La chambre haute du Parlement congolais a franchi une étape importante dans la protection des droits des femmes en déclarant recevable la proposition de loi initiée par le deuxième vice-président du Sénat, Modeste Bahati Lukwebo. Déposée depuis octobre 2024, cette initiative législative vise à combattre le harcèlement sexuel et les discriminations professionnelles, en renforçant les protections tant dans le cadre domestique que dans le milieu du travail.
La décision du Sénat intervient au terme de débats intenses qui ont souligné la nécessité d’assurer un environnement sûr et équitable pour toutes les femmes.
Ce jeudi 2 septembre, le texte, désormais renvoyé à la commission mixte socio-culturelle, genre, famille et enfant, fera l’objet d’un examen approfondi afin de préciser les mécanismes de prévention et de sanction des violences basées sur le genre. Cette avancée législative s’inscrit dans un contexte plus large de promotion de l’égalité et de sécurité nationale, la session ayant également abordé des sujets variés, allant de l’état de siège dans l’Est du pays aux réformes économiques et à la régulation du système bancaire.

■ ENREGISTREMENTS PRÉSENTÉS:

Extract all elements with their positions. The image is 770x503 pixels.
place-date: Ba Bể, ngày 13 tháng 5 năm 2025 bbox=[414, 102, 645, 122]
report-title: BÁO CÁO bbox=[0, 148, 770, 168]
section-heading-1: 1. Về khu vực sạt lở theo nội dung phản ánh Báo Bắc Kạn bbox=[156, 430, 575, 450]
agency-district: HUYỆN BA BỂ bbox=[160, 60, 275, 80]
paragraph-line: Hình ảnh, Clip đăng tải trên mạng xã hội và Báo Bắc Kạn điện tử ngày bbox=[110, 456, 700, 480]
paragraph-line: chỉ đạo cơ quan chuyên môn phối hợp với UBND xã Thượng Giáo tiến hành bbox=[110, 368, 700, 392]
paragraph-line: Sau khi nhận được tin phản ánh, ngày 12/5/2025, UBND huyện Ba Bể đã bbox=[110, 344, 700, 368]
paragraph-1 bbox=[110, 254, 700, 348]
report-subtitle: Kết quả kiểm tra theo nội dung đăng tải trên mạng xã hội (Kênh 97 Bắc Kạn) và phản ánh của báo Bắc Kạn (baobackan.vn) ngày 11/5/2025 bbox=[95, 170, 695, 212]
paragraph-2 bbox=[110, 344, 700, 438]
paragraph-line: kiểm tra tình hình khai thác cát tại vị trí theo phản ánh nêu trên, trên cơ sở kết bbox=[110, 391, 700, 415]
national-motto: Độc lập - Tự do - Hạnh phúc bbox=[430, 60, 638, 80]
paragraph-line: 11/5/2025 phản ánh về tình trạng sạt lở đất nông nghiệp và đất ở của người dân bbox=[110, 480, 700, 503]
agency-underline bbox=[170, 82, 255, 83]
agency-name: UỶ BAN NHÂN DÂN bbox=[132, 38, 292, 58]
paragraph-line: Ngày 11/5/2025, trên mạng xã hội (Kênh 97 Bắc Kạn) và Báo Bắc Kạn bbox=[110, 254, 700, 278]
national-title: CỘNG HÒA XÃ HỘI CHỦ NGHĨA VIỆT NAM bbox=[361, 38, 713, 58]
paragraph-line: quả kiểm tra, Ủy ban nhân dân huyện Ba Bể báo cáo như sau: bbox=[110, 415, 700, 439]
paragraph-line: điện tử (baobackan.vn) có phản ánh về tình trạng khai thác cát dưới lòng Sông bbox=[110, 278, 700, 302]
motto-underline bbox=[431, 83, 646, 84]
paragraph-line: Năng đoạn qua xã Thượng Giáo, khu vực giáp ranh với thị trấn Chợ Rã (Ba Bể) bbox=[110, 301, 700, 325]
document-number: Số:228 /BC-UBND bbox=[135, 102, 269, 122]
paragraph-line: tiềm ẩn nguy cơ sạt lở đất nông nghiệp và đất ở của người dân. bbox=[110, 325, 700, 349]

■ EXERCICE: Dans l'extrait sur la proposition de loi contre le harcèlement sexuel, pourquoi la proposition est-elle renvoyée à la commission mixte socio-culturelle, genre, famille et enfant ? Répondez en une à trois phrases. Appuyez-vous uniquement sur l'extrait.

■ RÉPONSE ATTENDUE: La proposition de loi y est renvoyée pour faire l'objet d'un examen approfondi. Cet examen doit permettre de préciser les mécanismes de prévention et de sanction des violences basées sur le genre.